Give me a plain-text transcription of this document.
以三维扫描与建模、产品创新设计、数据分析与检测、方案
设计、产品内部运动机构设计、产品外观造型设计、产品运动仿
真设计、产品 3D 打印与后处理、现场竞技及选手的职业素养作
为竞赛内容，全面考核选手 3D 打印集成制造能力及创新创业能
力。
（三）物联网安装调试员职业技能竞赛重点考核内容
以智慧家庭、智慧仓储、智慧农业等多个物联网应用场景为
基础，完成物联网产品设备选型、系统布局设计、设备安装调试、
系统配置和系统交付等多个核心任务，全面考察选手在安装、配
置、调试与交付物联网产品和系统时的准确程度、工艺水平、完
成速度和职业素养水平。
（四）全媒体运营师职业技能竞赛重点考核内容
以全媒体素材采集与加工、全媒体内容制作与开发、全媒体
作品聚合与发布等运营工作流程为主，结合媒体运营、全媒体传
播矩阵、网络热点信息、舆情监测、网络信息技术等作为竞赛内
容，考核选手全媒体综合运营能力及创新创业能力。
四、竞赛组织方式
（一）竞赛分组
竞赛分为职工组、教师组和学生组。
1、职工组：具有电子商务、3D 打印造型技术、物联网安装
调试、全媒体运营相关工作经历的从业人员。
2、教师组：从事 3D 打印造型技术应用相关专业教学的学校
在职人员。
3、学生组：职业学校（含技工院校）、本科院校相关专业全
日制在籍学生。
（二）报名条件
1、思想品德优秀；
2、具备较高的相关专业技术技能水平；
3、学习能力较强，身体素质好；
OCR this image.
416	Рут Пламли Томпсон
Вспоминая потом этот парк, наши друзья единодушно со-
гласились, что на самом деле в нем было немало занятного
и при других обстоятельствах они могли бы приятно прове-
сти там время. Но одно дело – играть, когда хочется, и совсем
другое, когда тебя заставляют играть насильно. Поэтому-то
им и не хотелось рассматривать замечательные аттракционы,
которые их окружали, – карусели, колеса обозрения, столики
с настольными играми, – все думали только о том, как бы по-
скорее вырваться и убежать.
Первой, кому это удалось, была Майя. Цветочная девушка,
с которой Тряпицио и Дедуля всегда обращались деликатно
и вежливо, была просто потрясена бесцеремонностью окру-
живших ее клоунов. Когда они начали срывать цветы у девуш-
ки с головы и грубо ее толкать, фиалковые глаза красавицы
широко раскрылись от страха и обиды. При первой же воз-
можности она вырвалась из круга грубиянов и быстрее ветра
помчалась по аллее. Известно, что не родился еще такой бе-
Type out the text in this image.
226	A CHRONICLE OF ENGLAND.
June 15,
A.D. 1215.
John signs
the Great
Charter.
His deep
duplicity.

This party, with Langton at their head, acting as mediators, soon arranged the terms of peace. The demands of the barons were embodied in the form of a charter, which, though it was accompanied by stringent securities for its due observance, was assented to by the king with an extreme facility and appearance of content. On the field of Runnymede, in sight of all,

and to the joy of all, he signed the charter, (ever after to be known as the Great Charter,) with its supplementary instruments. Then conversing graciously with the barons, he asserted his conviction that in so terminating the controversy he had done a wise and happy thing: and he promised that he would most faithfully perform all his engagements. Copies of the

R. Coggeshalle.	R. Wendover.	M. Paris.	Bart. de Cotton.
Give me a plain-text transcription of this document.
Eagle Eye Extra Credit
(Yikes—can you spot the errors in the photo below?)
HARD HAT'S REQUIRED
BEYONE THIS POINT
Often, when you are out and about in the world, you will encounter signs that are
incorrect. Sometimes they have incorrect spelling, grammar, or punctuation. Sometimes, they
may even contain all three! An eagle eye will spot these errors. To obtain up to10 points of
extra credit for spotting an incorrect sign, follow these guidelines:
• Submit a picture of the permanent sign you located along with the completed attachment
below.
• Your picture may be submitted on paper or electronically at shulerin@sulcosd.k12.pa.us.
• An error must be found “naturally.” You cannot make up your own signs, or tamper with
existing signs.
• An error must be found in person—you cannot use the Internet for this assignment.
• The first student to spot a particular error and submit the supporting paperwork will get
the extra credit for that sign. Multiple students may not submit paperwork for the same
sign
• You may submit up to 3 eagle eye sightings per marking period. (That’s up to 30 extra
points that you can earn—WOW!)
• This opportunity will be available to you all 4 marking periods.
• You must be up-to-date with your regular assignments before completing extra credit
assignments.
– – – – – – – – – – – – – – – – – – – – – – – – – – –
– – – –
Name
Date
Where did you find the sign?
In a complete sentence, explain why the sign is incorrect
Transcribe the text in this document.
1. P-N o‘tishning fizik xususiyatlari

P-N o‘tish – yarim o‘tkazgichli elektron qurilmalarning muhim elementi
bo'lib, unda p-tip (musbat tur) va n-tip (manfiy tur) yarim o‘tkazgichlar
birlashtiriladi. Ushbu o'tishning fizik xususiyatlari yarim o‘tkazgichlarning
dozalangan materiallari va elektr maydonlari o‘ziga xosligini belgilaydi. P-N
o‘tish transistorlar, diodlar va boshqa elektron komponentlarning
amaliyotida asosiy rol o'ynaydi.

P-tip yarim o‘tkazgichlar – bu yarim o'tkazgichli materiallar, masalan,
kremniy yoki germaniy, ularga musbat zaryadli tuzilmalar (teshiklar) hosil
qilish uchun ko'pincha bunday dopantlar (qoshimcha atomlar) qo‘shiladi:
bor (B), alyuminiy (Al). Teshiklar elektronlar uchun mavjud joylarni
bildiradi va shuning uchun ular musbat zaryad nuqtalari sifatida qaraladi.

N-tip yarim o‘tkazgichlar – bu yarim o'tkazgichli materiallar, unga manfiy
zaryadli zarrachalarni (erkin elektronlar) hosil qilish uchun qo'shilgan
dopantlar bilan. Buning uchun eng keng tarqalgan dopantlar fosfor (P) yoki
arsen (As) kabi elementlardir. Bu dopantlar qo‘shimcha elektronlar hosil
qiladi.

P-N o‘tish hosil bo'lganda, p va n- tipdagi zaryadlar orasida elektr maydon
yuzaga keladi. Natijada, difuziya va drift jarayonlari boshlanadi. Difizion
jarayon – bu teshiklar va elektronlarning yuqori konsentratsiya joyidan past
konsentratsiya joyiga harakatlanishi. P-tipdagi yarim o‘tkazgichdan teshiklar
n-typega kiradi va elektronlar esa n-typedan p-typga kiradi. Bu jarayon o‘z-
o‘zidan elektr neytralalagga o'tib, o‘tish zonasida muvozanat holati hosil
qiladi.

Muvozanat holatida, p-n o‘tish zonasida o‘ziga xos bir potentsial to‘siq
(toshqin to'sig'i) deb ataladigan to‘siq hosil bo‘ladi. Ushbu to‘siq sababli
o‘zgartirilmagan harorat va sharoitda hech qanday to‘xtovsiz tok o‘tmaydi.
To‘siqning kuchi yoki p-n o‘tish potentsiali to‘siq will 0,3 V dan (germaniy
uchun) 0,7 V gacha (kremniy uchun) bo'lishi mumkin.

> Task objective: Extract the full listing above without altering anything.

> Finished answer:
Give me a plain-text transcription of this document.
以三维扫描与建模、产品创新设计、数据分析与检测、方案
设计、产品内部运动机构设计、产品外观造型设计、产品运动仿
真设计、产品 3D 打印与后处理、现场竞技及选手的职业素养作
为竞赛内容，全面考核选手 3D 打印集成制造能力及创新创业能
力。
（三）物联网安装调试员职业技能竞赛重点考核内容
以智慧家庭、智慧仓储、智慧农业等多个物联网应用场景为
基础，完成物联网产品设备选型、系统布局设计、设备安装调试、
系统配置和系统交付等多个核心任务，全面考察选手在安装、配
置、调试与交付物联网产品和系统时的准确程度、工艺水平、完
成速度和职业素养水平。
（四）全媒体运营师职业技能竞赛重点考核内容
以全媒体素材采集与加工、全媒体内容制作与开发、全媒体
作品聚合与发布等运营工作流程为主，结合媒体运营、全媒体传
播矩阵、网络热点信息、舆情监测、网络信息技术等作为竞赛内
容，考核选手全媒体综合运营能力及创新创业能力。
四、竞赛组织方式
（一）竞赛分组
竞赛分为职工组、教师组和学生组。
1、职工组：具有电子商务、3D 打印造型技术、物联网安装
调试、全媒体运营相关工作经历的从业人员。
2、教师组：从事 3D 打印造型技术应用相关专业教学的学校
在职人员。
3、学生组：职业学校（含技工院校）、本科院校相关专业全
日制在籍学生。
（二）报名条件
1、思想品德优秀；
2、具备较高的相关专业技术技能水平；
3、学习能力较强，身体素质好；
OCR this image.
416	Рут Пламли Томпсон
Вспоминая потом этот парк, наши друзья единодушно со-
гласились, что на самом деле в нем было немало занятного
и при других обстоятельствах они могли бы приятно прове-
сти там время. Но одно дело – играть, когда хочется, и совсем
другое, когда тебя заставляют играть насильно. Поэтому-то
им и не хотелось рассматривать замечательные аттракционы,
которые их окружали, – карусели, колеса обозрения, столики
с настольными играми, – все думали только о том, как бы по-
скорее вырваться и убежать.
Первой, кому это удалось, была Майя. Цветочная девушка,
с которой Тряпицио и Дедуля всегда обращались деликатно
и вежливо, была просто потрясена бесцеремонностью окру-
живших ее клоунов. Когда они начали срывать цветы у девуш-
ки с головы и грубо ее толкать, фиалковые глаза красавицы
широко раскрылись от страха и обиды. При первой же воз-
можности она вырвалась из круга грубиянов и быстрее ветра
помчалась по аллее. Известно, что не родился еще такой бе-
Type out the text in this image.
226	A CHRONICLE OF ENGLAND.
June 15,
A.D. 1215.
John signs
the Great
Charter.
His deep
duplicity.

This party, with Langton at their head, acting as mediators, soon arranged the terms of peace. The demands of the barons were embodied in the form of a charter, which, though it was accompanied by stringent securities for its due observance, was assented to by the king with an extreme facility and appearance of content. On the field of Runnymede, in sight of all,

and to the joy of all, he signed the charter, (ever after to be known as the Great Charter,) with its supplementary instruments. Then conversing graciously with the barons, he asserted his conviction that in so terminating the controversy he had done a wise and happy thing: and he promised that he would most faithfully perform all his engagements. Copies of the

R. Coggeshalle.	R. Wendover.	M. Paris.	Bart. de Cotton.
Give me a plain-text transcription of this document.
Eagle Eye Extra Credit
(Yikes—can you spot the errors in the photo below?)
HARD HAT'S REQUIRED
BEYONE THIS POINT
Often, when you are out and about in the world, you will encounter signs that are
incorrect. Sometimes they have incorrect spelling, grammar, or punctuation. Sometimes, they
may even contain all three! An eagle eye will spot these errors. To obtain up to10 points of
extra credit for spotting an incorrect sign, follow these guidelines:
• Submit a picture of the permanent sign you located along with the completed attachment
below.
• Your picture may be submitted on paper or electronically at shulerin@sulcosd.k12.pa.us.
• An error must be found “naturally.” You cannot make up your own signs, or tamper with
existing signs.
• An error must be found in person—you cannot use the Internet for this assignment.
• The first student to spot a particular error and submit the supporting paperwork will get
the extra credit for that sign. Multiple students may not submit paperwork for the same
sign
• You may submit up to 3 eagle eye sightings per marking period. (That’s up to 30 extra
points that you can earn—WOW!)
• This opportunity will be available to you all 4 marking periods.
• You must be up-to-date with your regular assignments before completing extra credit
assignments.
– – – – – – – – – – – – – – – – – – – – – – – – – – –
– – – –
Name
Date
Where did you find the sign?
In a complete sentence, explain why the sign is incorrect
Transcribe the text in this document.
1. P-N o‘tishning fizik xususiyatlari

P-N o‘tish – yarim o‘tkazgichli elektron qurilmalarning muhim elementi
bo'lib, unda p-tip (musbat tur) va n-tip (manfiy tur) yarim o‘tkazgichlar
birlashtiriladi. Ushbu o'tishning fizik xususiyatlari yarim o‘tkazgichlarning
dozalangan materiallari va elektr maydonlari o‘ziga xosligini belgilaydi. P-N
o‘tish transistorlar, diodlar va boshqa elektron komponentlarning
amaliyotida asosiy rol o'ynaydi.

P-tip yarim o‘tkazgichlar – bu yarim o'tkazgichli materiallar, masalan,
kremniy yoki germaniy, ularga musbat zaryadli tuzilmalar (teshiklar) hosil
qilish uchun ko'pincha bunday dopantlar (qoshimcha atomlar) qo‘shiladi:
bor (B), alyuminiy (Al). Teshiklar elektronlar uchun mavjud joylarni
bildiradi va shuning uchun ular musbat zaryad nuqtalari sifatida qaraladi.

N-tip yarim o‘tkazgichlar – bu yarim o'tkazgichli materiallar, unga manfiy
zaryadli zarrachalarni (erkin elektronlar) hosil qilish uchun qo'shilgan
dopantlar bilan. Buning uchun eng keng tarqalgan dopantlar fosfor (P) yoki
arsen (As) kabi elementlardir. Bu dopantlar qo‘shimcha elektronlar hosil
qiladi.

P-N o‘tish hosil bo'lganda, p va n- tipdagi zaryadlar orasida elektr maydon
yuzaga keladi. Natijada, difuziya va drift jarayonlari boshlanadi. Difizion
jarayon – bu teshiklar va elektronlarning yuqori konsentratsiya joyidan past
konsentratsiya joyiga harakatlanishi. P-tipdagi yarim o‘tkazgichdan teshiklar
n-typega kiradi va elektronlar esa n-typedan p-typga kiradi. Bu jarayon o‘z-
o‘zidan elektr neytralalagga o'tib, o‘tish zonasida muvozanat holati hosil
qiladi.

Muvozanat holatida, p-n o‘tish zonasida o‘ziga xos bir potentsial to‘siq
(toshqin to'sig'i) deb ataladigan to‘siq hosil bo‘ladi. Ushbu to‘siq sababli
o‘zgartirilmagan harorat va sharoitda hech qanday to‘xtovsiz tok o‘tmaydi.
To‘siqning kuchi yoki p-n o‘tish potentsiali to‘siq will 0,3 V dan (germaniy
uchun) 0,7 V gacha (kremniy uchun) bo'lishi mumkin.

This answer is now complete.